Please reproduce every line of the listing below verbatim, changing nothing.

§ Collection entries
———
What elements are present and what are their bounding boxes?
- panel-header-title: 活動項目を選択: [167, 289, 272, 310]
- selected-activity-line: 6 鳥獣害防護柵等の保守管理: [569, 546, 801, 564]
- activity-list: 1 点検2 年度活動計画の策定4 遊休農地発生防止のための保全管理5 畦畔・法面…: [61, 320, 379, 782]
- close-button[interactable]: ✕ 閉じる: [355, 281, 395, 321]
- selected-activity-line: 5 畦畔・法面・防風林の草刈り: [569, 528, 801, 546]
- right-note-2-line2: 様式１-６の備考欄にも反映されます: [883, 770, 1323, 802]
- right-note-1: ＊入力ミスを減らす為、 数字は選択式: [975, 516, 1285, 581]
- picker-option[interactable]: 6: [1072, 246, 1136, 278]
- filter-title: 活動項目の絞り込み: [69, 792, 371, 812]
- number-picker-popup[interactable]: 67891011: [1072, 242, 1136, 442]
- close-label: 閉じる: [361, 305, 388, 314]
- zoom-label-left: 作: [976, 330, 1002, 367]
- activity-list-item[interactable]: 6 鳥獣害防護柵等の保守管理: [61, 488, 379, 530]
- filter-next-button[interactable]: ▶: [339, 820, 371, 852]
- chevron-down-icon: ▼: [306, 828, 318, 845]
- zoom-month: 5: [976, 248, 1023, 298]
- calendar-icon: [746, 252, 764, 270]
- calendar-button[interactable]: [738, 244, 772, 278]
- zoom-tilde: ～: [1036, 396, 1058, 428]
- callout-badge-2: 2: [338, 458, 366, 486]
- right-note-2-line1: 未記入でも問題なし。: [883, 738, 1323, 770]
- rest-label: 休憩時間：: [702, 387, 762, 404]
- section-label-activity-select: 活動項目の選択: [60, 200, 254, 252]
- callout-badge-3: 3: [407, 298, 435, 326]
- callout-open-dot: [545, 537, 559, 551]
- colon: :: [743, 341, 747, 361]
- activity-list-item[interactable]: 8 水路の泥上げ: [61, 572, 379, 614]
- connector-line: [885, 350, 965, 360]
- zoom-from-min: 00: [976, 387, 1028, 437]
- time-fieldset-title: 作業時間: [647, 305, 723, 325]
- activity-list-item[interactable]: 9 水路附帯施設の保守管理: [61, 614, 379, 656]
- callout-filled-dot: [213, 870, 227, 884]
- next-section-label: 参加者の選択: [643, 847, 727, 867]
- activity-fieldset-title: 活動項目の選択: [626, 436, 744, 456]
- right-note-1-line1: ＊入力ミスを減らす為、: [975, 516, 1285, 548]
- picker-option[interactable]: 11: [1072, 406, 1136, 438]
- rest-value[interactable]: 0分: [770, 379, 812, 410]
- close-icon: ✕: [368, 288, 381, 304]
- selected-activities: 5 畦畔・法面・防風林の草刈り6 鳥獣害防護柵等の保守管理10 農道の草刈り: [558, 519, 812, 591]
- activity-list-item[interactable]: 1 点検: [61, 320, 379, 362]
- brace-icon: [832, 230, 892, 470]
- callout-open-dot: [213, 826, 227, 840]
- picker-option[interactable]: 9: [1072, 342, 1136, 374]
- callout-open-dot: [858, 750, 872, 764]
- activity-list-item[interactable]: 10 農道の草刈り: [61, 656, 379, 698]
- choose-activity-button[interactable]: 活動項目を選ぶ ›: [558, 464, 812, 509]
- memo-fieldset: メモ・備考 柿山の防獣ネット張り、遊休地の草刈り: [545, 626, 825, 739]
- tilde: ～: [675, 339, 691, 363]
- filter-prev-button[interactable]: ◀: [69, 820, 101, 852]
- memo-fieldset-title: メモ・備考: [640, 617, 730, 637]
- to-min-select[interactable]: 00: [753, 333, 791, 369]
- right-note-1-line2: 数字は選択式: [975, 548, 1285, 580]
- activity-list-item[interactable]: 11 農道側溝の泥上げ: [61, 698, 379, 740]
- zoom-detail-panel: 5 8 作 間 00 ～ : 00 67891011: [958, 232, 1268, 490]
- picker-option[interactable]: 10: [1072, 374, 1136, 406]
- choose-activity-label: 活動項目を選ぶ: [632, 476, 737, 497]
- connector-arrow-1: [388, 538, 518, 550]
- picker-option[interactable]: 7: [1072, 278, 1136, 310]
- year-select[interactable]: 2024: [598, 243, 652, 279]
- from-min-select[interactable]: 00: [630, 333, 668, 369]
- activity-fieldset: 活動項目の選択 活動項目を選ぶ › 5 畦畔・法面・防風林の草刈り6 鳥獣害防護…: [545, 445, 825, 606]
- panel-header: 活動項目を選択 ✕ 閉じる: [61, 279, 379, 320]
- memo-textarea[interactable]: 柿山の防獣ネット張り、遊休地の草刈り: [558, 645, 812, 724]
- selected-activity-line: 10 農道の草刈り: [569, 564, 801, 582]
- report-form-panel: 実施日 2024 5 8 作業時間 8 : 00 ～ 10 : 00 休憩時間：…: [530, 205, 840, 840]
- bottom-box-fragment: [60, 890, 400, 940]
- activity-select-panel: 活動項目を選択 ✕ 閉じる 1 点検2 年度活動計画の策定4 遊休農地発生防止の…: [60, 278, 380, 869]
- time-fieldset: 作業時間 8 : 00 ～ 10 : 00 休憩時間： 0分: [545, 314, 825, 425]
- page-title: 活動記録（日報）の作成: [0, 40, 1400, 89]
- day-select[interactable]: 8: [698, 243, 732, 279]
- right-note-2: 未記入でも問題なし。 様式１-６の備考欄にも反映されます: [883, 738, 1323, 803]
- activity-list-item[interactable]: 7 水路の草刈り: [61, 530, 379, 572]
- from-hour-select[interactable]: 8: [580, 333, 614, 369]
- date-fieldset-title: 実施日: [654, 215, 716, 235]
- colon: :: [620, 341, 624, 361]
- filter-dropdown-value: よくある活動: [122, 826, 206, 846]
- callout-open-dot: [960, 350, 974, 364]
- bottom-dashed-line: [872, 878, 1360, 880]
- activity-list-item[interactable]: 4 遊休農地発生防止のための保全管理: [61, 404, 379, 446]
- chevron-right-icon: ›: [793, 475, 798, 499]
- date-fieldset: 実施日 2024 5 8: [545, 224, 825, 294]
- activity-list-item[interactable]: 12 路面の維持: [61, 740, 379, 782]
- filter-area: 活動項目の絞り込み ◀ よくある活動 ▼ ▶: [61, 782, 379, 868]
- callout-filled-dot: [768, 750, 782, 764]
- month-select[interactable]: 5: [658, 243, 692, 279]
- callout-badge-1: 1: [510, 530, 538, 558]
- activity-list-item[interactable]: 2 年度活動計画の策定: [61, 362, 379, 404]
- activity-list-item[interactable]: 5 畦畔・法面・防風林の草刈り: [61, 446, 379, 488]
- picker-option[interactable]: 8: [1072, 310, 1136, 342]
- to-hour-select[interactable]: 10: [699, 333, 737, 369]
———
§ Solution below
What elements are present and what are their bounding boxes?
- panel-header-title: 活動項目を選択: [167, 289, 272, 310]
- selected-activity-line: 6 鳥獣害防護柵等の保守管理: [569, 546, 801, 564]
- activity-list: 1 点検2 年度活動計画の策定4 遊休農地発生防止のための保全管理5 畦畔・法面…: [61, 320, 379, 782]
- close-button[interactable]: ✕ 閉じる: [355, 281, 395, 321]
- selected-activity-line: 5 畦畔・法面・防風林の草刈り: [569, 528, 801, 546]
- right-note-2-line2: 様式１-６の備考欄にも反映されます: [883, 770, 1323, 802]
- right-note-1: ＊入力ミスを減らす為、 数字は選択式: [975, 516, 1285, 581]
- picker-option[interactable]: 6: [1072, 246, 1136, 278]
- filter-title: 活動項目の絞り込み: [69, 792, 371, 812]
- number-picker-popup[interactable]: 67891011: [1072, 242, 1136, 442]
- close-label: 閉じる: [361, 305, 388, 314]
- zoom-label-left: 作: [976, 330, 1002, 367]
- activity-list-item[interactable]: 6 鳥獣害防護柵等の保守管理: [61, 488, 379, 530]
- filter-next-button[interactable]: ▶: [339, 820, 371, 852]
- chevron-down-icon: ▼: [306, 828, 318, 845]
- zoom-month: 5: [976, 248, 1023, 298]
- calendar-icon: [746, 252, 764, 270]
- calendar-button[interactable]: [738, 244, 772, 278]
- zoom-tilde: ～: [1036, 396, 1058, 428]
- callout-badge-2: 2: [338, 458, 366, 486]
- right-note-2-line1: 未記入でも問題なし。: [883, 738, 1323, 770]
- rest-label: 休憩時間：: [702, 387, 762, 404]
- section-label-activity-select: 活動項目の選択: [60, 200, 254, 252]
- callout-badge-3: 3: [407, 298, 435, 326]
- callout-open-dot: [545, 537, 559, 551]
- colon: :: [743, 341, 747, 361]
- activity-list-item[interactable]: 8 水路の泥上げ: [61, 572, 379, 614]
- connector-line: [885, 350, 965, 360]
- zoom-from-min: 00: [976, 387, 1028, 437]
- time-fieldset-title: 作業時間: [647, 305, 723, 325]
- activity-list-item[interactable]: 9 水路附帯施設の保守管理: [61, 614, 379, 656]
- callout-filled-dot: [213, 870, 227, 884]
- next-section-label: 参加者の選択: [643, 847, 727, 867]
- activity-fieldset-title: 活動項目の選択: [626, 436, 744, 456]
- right-note-1-line1: ＊入力ミスを減らす為、: [975, 516, 1285, 548]
- picker-option[interactable]: 11: [1072, 406, 1136, 438]
- rest-value[interactable]: 0分: [770, 379, 812, 410]
- close-icon: ✕: [368, 288, 381, 304]
- selected-activities: 5 畦畔・法面・防風林の草刈り6 鳥獣害防護柵等の保守管理10 農道の草刈り: [558, 519, 812, 591]
- activity-list-item[interactable]: 1 点検: [61, 320, 379, 362]
- brace-icon: [832, 230, 892, 470]
- callout-open-dot: [213, 826, 227, 840]
- picker-option[interactable]: 9: [1072, 342, 1136, 374]
- callout-open-dot: [858, 750, 872, 764]
- activity-list-item[interactable]: 10 農道の草刈り: [61, 656, 379, 698]
- choose-activity-button[interactable]: 活動項目を選ぶ ›: [558, 464, 812, 509]
- memo-fieldset: メモ・備考 柿山の防獣ネット張り、遊休地の草刈り: [545, 626, 825, 739]
- tilde: ～: [675, 339, 691, 363]
- filter-prev-button[interactable]: ◀: [69, 820, 101, 852]
- memo-fieldset-title: メモ・備考: [640, 617, 730, 637]
- to-min-select[interactable]: 00: [753, 333, 791, 369]
- right-note-1-line2: 数字は選択式: [975, 548, 1285, 580]
- activity-list-item[interactable]: 11 農道側溝の泥上げ: [61, 698, 379, 740]
- zoom-detail-panel: 5 8 作 間 00 ～ : 00 67891011: [958, 232, 1268, 490]
- picker-option[interactable]: 10: [1072, 374, 1136, 406]
- choose-activity-label: 活動項目を選ぶ: [632, 476, 737, 497]
- connector-arrow-1: [388, 538, 518, 550]
- picker-option[interactable]: 7: [1072, 278, 1136, 310]
- year-select[interactable]: 2024: [598, 243, 652, 279]
- from-min-select[interactable]: 00: [630, 333, 668, 369]
- activity-fieldset: 活動項目の選択 活動項目を選ぶ › 5 畦畔・法面・防風林の草刈り6 鳥獣害防護…: [545, 445, 825, 606]
- panel-header: 活動項目を選択 ✕ 閉じる: [61, 279, 379, 320]
- memo-textarea[interactable]: 柿山の防獣ネット張り、遊休地の草刈り: [558, 645, 812, 724]
- selected-activity-line: 10 農道の草刈り: [569, 564, 801, 582]
- report-form-panel: 実施日 2024 5 8 作業時間 8 : 00 ～ 10 : 00 休憩時間：…: [530, 205, 840, 840]
- bottom-box-fragment: [60, 890, 400, 940]
- activity-select-panel: 活動項目を選択 ✕ 閉じる 1 点検2 年度活動計画の策定4 遊休農地発生防止の…: [60, 278, 380, 869]
- time-fieldset: 作業時間 8 : 00 ～ 10 : 00 休憩時間： 0分: [545, 314, 825, 425]
- page-title: 活動記録（日報）の作成: [0, 40, 1400, 89]
- day-select[interactable]: 8: [698, 243, 732, 279]
- right-note-2: 未記入でも問題なし。 様式１-６の備考欄にも反映されます: [883, 738, 1323, 803]
- activity-list-item[interactable]: 7 水路の草刈り: [61, 530, 379, 572]
- from-hour-select[interactable]: 8: [580, 333, 614, 369]
- date-fieldset-title: 実施日: [654, 215, 716, 235]
- colon: :: [620, 341, 624, 361]
- filter-dropdown-value: よくある活動: [122, 826, 206, 846]
- callout-open-dot: [960, 350, 974, 364]
- bottom-dashed-line: [872, 878, 1360, 880]
- activity-list-item[interactable]: 4 遊休農地発生防止のための保全管理: [61, 404, 379, 446]
- chevron-right-icon: ›: [793, 475, 798, 499]
- date-fieldset: 実施日 2024 5 8: [545, 224, 825, 294]
- activity-list-item[interactable]: 12 路面の維持: [61, 740, 379, 782]
- filter-area: 活動項目の絞り込み ◀ よくある活動 ▼ ▶: [61, 782, 379, 868]
- callout-filled-dot: [768, 750, 782, 764]
- month-select[interactable]: 5: [658, 243, 692, 279]
- callout-badge-1: 1: [510, 530, 538, 558]
- activity-list-item[interactable]: 2 年度活動計画の策定: [61, 362, 379, 404]
- activity-list-item[interactable]: 5 畦畔・法面・防風林の草刈り: [61, 446, 379, 488]
- picker-option[interactable]: 8: [1072, 310, 1136, 342]
- to-hour-select[interactable]: 10: [699, 333, 737, 369]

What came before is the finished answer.